> _Provided information_
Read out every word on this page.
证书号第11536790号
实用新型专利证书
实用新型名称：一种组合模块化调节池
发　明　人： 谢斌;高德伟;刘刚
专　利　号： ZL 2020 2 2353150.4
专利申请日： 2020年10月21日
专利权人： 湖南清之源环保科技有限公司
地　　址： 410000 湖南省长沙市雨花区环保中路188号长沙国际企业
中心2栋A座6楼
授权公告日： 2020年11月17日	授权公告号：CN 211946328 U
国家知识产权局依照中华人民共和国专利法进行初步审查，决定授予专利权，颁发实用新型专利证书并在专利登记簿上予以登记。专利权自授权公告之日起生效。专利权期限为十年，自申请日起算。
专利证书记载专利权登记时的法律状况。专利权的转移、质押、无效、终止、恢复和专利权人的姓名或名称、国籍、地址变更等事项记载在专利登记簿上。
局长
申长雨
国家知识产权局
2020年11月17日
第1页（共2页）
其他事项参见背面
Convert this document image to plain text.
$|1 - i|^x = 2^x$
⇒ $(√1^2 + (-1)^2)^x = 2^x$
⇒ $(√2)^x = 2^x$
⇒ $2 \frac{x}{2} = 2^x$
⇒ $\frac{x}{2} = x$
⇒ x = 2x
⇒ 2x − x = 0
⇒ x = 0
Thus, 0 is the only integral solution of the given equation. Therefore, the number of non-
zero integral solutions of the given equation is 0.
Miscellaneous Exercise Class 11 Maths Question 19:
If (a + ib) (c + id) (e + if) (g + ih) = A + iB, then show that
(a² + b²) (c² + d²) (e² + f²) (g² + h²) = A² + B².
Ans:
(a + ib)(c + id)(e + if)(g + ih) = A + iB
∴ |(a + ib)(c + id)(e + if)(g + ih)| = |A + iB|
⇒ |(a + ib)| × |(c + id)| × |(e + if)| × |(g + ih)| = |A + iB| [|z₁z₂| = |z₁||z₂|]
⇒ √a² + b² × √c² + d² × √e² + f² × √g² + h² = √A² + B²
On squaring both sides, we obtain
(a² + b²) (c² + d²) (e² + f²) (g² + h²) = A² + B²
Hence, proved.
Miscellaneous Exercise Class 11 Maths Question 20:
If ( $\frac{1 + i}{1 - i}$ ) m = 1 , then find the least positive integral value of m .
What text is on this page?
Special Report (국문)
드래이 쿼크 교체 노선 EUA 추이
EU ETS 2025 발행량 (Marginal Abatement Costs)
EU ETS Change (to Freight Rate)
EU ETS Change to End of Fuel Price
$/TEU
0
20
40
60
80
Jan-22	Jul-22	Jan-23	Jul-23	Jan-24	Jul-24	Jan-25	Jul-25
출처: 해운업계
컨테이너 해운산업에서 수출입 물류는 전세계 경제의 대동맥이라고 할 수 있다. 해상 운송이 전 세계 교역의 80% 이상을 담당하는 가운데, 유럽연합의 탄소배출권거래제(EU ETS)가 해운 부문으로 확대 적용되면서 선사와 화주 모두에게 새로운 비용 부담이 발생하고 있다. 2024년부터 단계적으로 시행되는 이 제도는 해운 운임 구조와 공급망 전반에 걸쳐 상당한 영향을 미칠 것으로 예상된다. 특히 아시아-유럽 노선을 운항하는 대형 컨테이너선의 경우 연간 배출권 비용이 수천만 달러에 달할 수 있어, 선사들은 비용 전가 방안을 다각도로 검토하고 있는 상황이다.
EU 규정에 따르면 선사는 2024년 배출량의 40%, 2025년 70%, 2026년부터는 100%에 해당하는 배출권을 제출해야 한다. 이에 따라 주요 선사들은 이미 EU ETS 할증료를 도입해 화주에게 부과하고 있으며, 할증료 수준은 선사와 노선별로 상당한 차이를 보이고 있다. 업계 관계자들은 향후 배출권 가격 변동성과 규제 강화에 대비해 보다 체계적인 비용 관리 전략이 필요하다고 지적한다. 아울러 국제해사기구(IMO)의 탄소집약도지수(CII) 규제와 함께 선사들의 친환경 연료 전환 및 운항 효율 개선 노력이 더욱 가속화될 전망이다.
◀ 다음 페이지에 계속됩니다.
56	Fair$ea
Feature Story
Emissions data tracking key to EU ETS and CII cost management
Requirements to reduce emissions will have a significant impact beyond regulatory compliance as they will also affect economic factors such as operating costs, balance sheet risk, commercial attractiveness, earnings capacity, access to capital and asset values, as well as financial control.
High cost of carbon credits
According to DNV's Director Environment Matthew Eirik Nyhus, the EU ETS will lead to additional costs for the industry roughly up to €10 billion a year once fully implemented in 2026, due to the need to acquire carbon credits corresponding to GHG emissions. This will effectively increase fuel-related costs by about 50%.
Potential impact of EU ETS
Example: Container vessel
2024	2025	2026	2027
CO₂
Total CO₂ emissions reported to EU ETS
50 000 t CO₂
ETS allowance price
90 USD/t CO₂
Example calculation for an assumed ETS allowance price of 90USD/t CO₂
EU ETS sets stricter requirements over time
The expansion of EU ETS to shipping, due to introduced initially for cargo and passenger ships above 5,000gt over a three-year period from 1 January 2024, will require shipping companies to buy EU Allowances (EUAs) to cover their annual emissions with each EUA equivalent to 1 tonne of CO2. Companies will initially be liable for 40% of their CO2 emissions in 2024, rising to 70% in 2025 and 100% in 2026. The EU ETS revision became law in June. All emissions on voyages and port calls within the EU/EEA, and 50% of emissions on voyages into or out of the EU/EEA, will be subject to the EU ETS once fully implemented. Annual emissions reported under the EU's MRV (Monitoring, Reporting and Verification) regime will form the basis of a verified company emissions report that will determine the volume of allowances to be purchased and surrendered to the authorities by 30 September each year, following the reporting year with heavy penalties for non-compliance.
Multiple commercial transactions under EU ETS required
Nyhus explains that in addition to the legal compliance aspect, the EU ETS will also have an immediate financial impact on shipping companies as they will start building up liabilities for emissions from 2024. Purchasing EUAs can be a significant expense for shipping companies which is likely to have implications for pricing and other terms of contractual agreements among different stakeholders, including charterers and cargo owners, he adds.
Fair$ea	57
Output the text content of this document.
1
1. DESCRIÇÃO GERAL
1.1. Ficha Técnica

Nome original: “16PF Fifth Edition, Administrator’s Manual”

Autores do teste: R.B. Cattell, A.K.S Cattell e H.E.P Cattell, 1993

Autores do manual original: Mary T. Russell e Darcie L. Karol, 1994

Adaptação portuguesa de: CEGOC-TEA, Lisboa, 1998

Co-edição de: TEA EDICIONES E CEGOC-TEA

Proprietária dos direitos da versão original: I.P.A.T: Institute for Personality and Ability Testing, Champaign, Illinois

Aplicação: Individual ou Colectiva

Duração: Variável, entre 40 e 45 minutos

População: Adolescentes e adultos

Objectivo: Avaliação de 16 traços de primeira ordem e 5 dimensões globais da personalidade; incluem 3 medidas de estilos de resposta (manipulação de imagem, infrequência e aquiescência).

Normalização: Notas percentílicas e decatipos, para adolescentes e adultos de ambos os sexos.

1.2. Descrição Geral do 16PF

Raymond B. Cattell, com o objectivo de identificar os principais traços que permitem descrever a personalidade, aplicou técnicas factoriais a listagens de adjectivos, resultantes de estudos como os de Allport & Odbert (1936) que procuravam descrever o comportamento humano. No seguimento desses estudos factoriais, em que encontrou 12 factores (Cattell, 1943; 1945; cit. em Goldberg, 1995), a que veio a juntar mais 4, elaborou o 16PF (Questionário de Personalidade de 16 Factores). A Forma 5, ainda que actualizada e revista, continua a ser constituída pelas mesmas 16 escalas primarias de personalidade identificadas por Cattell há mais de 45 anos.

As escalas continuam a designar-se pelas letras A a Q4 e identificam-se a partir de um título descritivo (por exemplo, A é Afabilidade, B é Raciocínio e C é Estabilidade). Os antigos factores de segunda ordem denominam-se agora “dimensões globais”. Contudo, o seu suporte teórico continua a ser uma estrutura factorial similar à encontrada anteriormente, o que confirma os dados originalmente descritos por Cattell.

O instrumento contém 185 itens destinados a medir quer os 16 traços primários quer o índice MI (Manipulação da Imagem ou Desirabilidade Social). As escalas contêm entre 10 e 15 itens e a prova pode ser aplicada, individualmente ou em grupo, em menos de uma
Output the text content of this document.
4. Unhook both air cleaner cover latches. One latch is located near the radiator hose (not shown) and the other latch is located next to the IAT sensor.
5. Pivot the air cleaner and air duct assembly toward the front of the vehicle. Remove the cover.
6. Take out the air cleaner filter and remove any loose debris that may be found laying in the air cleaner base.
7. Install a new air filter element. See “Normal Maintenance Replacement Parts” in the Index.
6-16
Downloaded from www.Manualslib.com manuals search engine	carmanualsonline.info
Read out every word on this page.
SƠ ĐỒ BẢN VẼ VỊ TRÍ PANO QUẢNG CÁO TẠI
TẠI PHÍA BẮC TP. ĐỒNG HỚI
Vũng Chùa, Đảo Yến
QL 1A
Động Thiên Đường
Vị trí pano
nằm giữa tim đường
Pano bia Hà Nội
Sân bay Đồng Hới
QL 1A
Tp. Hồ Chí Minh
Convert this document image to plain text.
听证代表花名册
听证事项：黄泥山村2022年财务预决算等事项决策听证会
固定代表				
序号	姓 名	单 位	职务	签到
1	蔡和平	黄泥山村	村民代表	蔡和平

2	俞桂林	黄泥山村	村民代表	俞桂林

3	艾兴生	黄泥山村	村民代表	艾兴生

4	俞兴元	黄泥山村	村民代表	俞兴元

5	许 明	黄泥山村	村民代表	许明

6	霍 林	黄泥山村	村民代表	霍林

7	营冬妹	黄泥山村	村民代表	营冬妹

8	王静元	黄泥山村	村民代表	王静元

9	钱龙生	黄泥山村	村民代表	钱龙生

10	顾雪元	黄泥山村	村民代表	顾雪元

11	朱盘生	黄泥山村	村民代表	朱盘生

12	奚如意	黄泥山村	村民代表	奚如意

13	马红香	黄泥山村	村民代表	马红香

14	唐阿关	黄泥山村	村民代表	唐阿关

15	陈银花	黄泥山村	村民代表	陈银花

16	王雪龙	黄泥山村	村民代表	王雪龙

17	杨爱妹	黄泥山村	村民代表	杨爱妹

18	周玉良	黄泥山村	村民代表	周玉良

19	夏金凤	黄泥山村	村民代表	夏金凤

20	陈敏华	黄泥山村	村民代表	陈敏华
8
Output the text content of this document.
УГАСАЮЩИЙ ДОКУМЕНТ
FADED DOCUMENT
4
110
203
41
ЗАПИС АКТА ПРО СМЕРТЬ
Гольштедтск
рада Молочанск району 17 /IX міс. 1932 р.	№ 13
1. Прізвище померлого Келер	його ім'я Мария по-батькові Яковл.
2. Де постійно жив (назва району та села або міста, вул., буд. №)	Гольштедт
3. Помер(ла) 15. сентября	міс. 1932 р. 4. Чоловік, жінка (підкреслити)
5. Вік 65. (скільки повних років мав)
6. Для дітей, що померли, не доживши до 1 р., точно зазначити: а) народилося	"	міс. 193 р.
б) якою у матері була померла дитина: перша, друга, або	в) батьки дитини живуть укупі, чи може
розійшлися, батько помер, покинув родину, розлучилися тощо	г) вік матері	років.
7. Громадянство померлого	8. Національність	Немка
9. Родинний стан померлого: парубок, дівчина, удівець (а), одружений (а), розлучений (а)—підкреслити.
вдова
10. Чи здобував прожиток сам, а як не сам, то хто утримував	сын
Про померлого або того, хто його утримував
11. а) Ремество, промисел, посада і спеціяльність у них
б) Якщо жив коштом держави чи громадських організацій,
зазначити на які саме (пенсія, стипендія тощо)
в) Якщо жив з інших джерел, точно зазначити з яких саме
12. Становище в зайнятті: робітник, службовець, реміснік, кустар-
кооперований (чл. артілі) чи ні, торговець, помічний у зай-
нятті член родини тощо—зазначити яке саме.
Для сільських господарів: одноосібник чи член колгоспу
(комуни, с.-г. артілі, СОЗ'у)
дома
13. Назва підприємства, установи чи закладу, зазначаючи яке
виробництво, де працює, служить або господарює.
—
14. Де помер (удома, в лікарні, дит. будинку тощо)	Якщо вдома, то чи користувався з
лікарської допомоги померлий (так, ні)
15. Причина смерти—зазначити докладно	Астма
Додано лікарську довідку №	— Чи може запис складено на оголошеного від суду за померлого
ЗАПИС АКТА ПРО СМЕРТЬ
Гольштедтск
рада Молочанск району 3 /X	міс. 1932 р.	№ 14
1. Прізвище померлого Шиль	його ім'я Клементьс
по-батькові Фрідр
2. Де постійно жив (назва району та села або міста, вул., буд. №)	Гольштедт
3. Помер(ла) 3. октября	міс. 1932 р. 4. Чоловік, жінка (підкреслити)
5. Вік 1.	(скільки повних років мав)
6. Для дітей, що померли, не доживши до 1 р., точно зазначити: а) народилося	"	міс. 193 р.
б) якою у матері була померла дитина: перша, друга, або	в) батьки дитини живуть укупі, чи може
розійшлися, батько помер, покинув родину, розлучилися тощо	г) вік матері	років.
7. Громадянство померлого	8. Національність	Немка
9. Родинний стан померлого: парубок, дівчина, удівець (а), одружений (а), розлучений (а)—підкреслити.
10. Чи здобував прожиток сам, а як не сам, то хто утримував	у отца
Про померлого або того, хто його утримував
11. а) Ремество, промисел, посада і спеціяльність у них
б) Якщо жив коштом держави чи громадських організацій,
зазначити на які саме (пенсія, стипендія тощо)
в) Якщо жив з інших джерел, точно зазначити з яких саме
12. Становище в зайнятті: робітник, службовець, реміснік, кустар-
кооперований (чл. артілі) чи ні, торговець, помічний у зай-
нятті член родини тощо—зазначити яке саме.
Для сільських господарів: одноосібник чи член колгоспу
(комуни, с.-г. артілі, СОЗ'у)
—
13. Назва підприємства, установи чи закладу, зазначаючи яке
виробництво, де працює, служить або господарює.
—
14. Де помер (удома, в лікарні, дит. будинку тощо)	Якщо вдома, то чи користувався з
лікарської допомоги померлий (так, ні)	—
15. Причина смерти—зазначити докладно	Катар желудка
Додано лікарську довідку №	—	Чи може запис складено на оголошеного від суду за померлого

> _Problem statement_
State how many lines of the listing above hold the word "району", with nothing but the number.

> _Exercise answer_
4